EXERCISE DESCRIPTION: Output the data word for word, dropping every image.

--- begin SUPPLIED ENTRIES ---

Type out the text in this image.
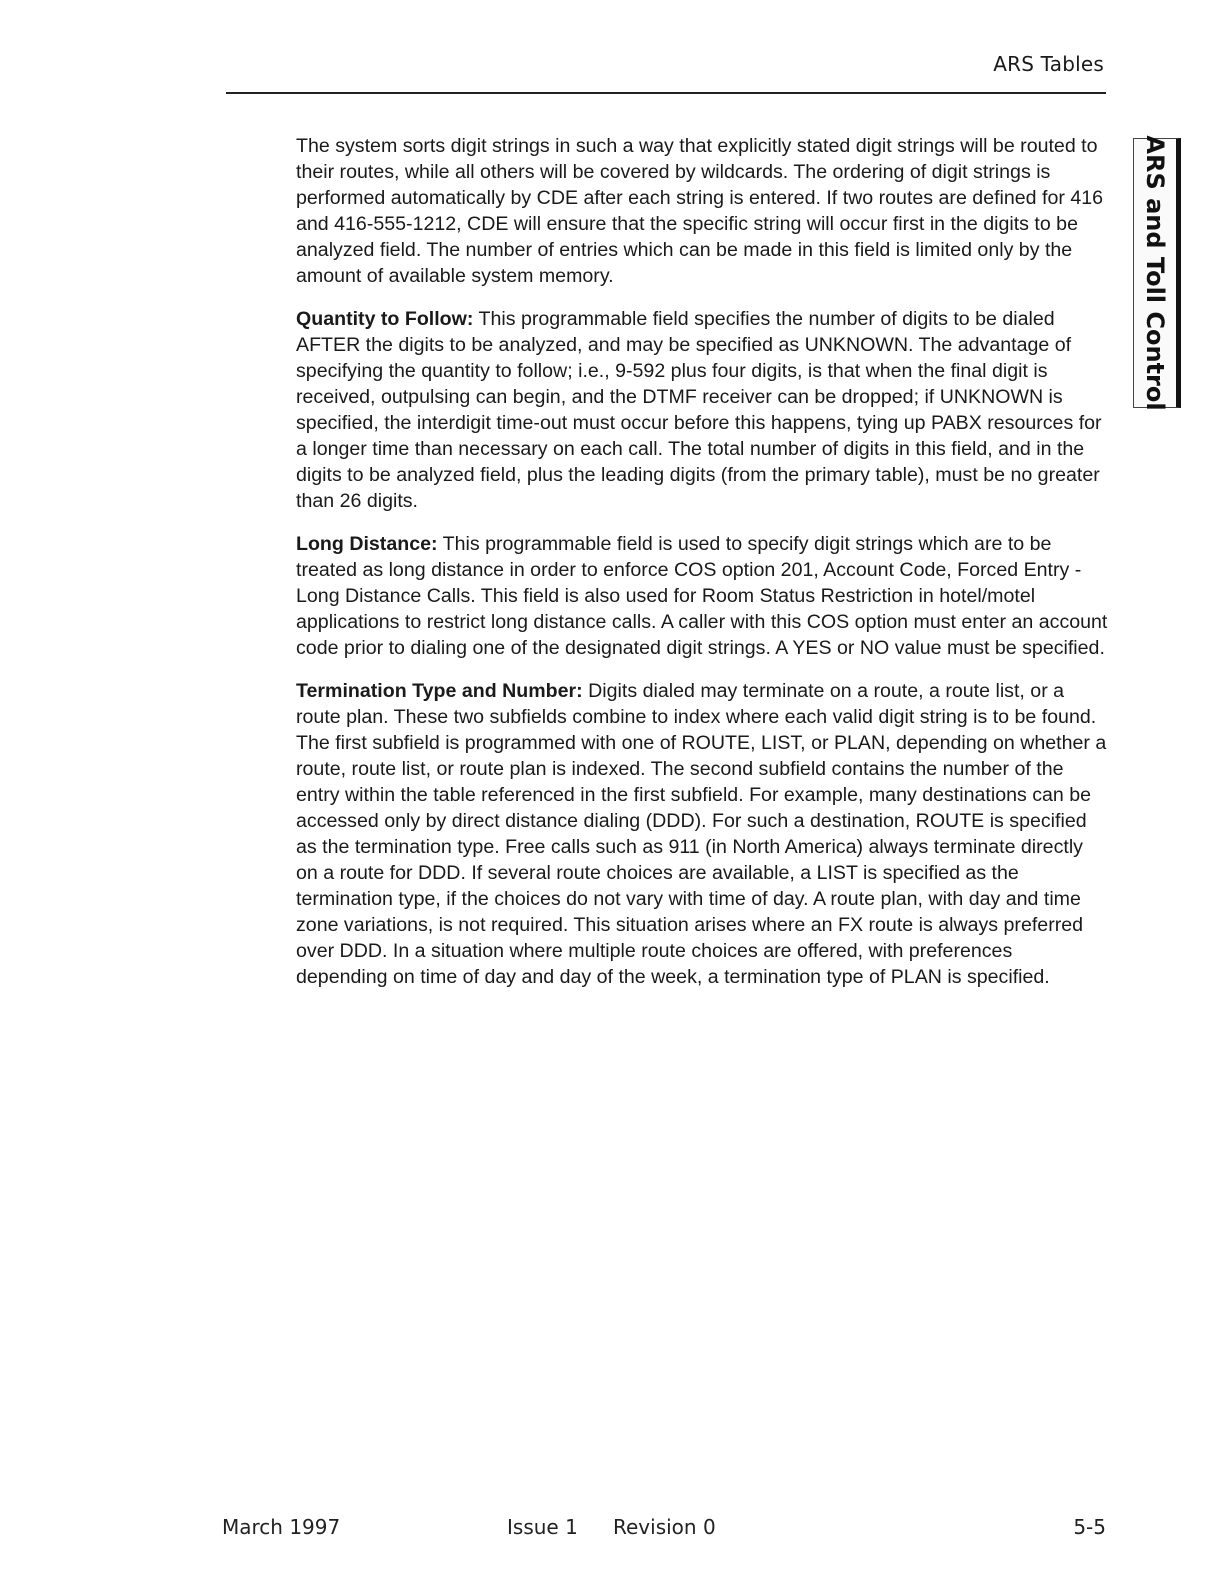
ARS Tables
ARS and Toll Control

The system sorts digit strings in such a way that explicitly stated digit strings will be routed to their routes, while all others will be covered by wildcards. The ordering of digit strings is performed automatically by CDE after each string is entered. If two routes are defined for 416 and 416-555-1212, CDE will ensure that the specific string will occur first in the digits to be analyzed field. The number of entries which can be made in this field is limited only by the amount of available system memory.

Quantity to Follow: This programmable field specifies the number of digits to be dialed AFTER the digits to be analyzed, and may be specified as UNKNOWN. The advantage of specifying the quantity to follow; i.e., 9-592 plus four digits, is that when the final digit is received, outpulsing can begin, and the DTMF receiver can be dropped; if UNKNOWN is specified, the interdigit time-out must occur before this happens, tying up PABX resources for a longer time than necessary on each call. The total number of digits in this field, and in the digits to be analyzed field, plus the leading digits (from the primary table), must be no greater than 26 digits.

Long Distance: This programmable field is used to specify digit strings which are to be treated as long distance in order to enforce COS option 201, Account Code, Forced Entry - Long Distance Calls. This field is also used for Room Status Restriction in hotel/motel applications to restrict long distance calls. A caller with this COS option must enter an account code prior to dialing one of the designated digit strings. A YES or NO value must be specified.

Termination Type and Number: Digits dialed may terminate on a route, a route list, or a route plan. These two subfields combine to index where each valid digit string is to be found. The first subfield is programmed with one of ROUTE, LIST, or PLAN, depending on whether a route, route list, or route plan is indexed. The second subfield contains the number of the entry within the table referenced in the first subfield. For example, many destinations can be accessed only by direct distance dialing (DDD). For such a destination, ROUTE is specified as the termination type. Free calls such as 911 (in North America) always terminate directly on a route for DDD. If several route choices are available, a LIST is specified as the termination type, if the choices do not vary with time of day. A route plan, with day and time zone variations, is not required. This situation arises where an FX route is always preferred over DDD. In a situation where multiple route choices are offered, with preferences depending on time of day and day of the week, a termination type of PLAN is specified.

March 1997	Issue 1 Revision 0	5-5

--- end SUPPLIED ENTRIES ---

WORKED ANSWER:
Type out the text in this image.
ARS Tables
ARS and Toll Control

The system sorts digit strings in such a way that explicitly stated digit strings will be routed to their routes, while all others will be covered by wildcards. The ordering of digit strings is performed automatically by CDE after each string is entered. If two routes are defined for 416 and 416-555-1212, CDE will ensure that the specific string will occur first in the digits to be analyzed field. The number of entries which can be made in this field is limited only by the amount of available system memory.

Quantity to Follow: This programmable field specifies the number of digits to be dialed AFTER the digits to be analyzed, and may be specified as UNKNOWN. The advantage of specifying the quantity to follow; i.e., 9-592 plus four digits, is that when the final digit is received, outpulsing can begin, and the DTMF receiver can be dropped; if UNKNOWN is specified, the interdigit time-out must occur before this happens, tying up PABX resources for a longer time than necessary on each call. The total number of digits in this field, and in the digits to be analyzed field, plus the leading digits (from the primary table), must be no greater than 26 digits.

Long Distance: This programmable field is used to specify digit strings which are to be treated as long distance in order to enforce COS option 201, Account Code, Forced Entry - Long Distance Calls. This field is also used for Room Status Restriction in hotel/motel applications to restrict long distance calls. A caller with this COS option must enter an account code prior to dialing one of the designated digit strings. A YES or NO value must be specified.

Termination Type and Number: Digits dialed may terminate on a route, a route list, or a route plan. These two subfields combine to index where each valid digit string is to be found. The first subfield is programmed with one of ROUTE, LIST, or PLAN, depending on whether a route, route list, or route plan is indexed. The second subfield contains the number of the entry within the table referenced in the first subfield. For example, many destinations can be accessed only by direct distance dialing (DDD). For such a destination, ROUTE is specified as the termination type. Free calls such as 911 (in North America) always terminate directly on a route for DDD. If several route choices are available, a LIST is specified as the termination type, if the choices do not vary with time of day. A route plan, with day and time zone variations, is not required. This situation arises where an FX route is always preferred over DDD. In a situation where multiple route choices are offered, with preferences depending on time of day and day of the week, a termination type of PLAN is specified.

March 1997	Issue 1 Revision 0	5-5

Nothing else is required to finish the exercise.